What is asked:
Copy each line of the listing below exactly.

Stored data:
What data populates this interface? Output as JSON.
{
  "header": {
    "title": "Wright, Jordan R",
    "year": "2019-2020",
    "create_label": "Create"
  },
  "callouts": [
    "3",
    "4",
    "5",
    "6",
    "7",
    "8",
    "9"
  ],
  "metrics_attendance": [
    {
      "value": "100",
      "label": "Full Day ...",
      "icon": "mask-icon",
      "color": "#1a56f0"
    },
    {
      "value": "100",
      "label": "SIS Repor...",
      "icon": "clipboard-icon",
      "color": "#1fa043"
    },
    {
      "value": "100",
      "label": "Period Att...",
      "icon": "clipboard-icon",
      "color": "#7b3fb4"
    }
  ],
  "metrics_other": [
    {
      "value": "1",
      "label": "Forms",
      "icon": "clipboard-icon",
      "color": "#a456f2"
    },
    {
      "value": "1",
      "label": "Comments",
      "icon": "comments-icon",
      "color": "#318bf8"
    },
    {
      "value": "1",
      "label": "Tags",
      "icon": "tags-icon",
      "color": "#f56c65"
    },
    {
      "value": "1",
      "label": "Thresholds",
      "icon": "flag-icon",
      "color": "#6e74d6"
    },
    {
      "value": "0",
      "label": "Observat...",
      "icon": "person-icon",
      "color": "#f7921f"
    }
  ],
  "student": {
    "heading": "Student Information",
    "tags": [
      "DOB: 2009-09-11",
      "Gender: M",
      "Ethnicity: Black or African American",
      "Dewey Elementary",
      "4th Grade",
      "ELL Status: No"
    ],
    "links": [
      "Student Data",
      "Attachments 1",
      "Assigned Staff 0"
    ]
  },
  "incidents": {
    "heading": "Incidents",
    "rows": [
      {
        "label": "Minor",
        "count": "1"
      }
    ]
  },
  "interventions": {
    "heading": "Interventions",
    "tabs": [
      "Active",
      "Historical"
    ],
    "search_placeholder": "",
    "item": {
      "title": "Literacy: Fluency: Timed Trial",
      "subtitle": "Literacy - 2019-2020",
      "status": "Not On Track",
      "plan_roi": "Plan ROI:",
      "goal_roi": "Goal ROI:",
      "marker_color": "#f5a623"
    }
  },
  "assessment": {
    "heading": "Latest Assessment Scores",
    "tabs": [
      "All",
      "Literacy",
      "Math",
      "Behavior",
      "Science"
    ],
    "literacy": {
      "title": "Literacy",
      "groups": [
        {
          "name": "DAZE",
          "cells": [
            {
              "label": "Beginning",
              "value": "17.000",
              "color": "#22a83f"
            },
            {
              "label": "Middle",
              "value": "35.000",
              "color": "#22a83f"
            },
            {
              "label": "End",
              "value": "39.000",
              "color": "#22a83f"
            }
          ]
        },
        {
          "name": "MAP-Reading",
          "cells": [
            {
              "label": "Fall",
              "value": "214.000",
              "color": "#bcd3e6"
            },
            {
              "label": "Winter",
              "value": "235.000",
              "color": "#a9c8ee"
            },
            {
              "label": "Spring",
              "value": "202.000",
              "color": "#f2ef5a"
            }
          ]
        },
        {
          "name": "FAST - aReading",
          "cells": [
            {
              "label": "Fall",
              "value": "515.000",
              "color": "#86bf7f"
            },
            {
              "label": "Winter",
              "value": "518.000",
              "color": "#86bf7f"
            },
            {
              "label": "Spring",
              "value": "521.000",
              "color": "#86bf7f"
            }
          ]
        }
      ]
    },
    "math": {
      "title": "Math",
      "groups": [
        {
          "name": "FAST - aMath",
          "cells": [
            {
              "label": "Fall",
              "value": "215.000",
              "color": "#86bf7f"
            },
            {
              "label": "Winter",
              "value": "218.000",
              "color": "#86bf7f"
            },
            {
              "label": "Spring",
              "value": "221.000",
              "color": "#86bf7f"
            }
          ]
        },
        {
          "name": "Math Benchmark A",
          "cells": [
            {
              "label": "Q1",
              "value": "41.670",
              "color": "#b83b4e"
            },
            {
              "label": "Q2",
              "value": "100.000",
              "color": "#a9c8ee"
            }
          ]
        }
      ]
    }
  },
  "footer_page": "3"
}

Task solution:
What data populates this interface? Output as JSON.
{
  "header": {
    "title": "Wright, Jordan R",
    "year": "2019-2020",
    "create_label": "Create"
  },
  "callouts": [
    "3",
    "4",
    "5",
    "6",
    "7",
    "8",
    "9"
  ],
  "metrics_attendance": [
    {
      "value": "100",
      "label": "Full Day ...",
      "icon": "mask-icon",
      "color": "#1a56f0"
    },
    {
      "value": "100",
      "label": "SIS Repor...",
      "icon": "clipboard-icon",
      "color": "#1fa043"
    },
    {
      "value": "100",
      "label": "Period Att...",
      "icon": "clipboard-icon",
      "color": "#7b3fb4"
    }
  ],
  "metrics_other": [
    {
      "value": "1",
      "label": "Forms",
      "icon": "clipboard-icon",
      "color": "#a456f2"
    },
    {
      "value": "1",
      "label": "Comments",
      "icon": "comments-icon",
      "color": "#318bf8"
    },
    {
      "value": "1",
      "label": "Tags",
      "icon": "tags-icon",
      "color": "#f56c65"
    },
    {
      "value": "1",
      "label": "Thresholds",
      "icon": "flag-icon",
      "color": "#6e74d6"
    },
    {
      "value": "0",
      "label": "Observat...",
      "icon": "person-icon",
      "color": "#f7921f"
    }
  ],
  "student": {
    "heading": "Student Information",
    "tags": [
      "DOB: 2009-09-11",
      "Gender: M",
      "Ethnicity: Black or African American",
      "Dewey Elementary",
      "4th Grade",
      "ELL Status: No"
    ],
    "links": [
      "Student Data",
      "Attachments 1",
      "Assigned Staff 0"
    ]
  },
  "incidents": {
    "heading": "Incidents",
    "rows": [
      {
        "label": "Minor",
        "count": "1"
      }
    ]
  },
  "interventions": {
    "heading": "Interventions",
    "tabs": [
      "Active",
      "Historical"
    ],
    "search_placeholder": "",
    "item": {
      "title": "Literacy: Fluency: Timed Trial",
      "subtitle": "Literacy - 2019-2020",
      "status": "Not On Track",
      "plan_roi": "Plan ROI:",
      "goal_roi": "Goal ROI:",
      "marker_color": "#f5a623"
    }
  },
  "assessment": {
    "heading": "Latest Assessment Scores",
    "tabs": [
      "All",
      "Literacy",
      "Math",
      "Behavior",
      "Science"
    ],
    "literacy": {
      "title": "Literacy",
      "groups": [
        {
          "name": "DAZE",
          "cells": [
            {
              "label": "Beginning",
              "value": "17.000",
              "color": "#22a83f"
            },
            {
              "label": "Middle",
              "value": "35.000",
              "color": "#22a83f"
            },
            {
              "label": "End",
              "value": "39.000",
              "color": "#22a83f"
            }
          ]
        },
        {
          "name": "MAP-Reading",
          "cells": [
            {
              "label": "Fall",
              "value": "214.000",
              "color": "#bcd3e6"
            },
            {
              "label": "Winter",
              "value": "235.000",
              "color": "#a9c8ee"
            },
            {
              "label": "Spring",
              "value": "202.000",
              "color": "#f2ef5a"
            }
          ]
        },
        {
          "name": "FAST - aReading",
          "cells": [
            {
              "label": "Fall",
              "value": "515.000",
              "color": "#86bf7f"
            },
            {
              "label": "Winter",
              "value": "518.000",
              "color": "#86bf7f"
            },
            {
              "label": "Spring",
              "value": "521.000",
              "color": "#86bf7f"
            }
          ]
        }
      ]
    },
    "math": {
      "title": "Math",
      "groups": [
        {
          "name": "FAST - aMath",
          "cells": [
            {
              "label": "Fall",
              "value": "215.000",
              "color": "#86bf7f"
            },
            {
              "label": "Winter",
              "value": "218.000",
              "color": "#86bf7f"
            },
            {
              "label": "Spring",
              "value": "221.000",
              "color": "#86bf7f"
            }
          ]
        },
        {
          "name": "Math Benchmark A",
          "cells": [
            {
              "label": "Q1",
              "value": "41.670",
              "color": "#b83b4e"
            },
            {
              "label": "Q2",
              "value": "100.000",
              "color": "#a9c8ee"
            }
          ]
        }
      ]
    }
  },
  "footer_page": "3"
}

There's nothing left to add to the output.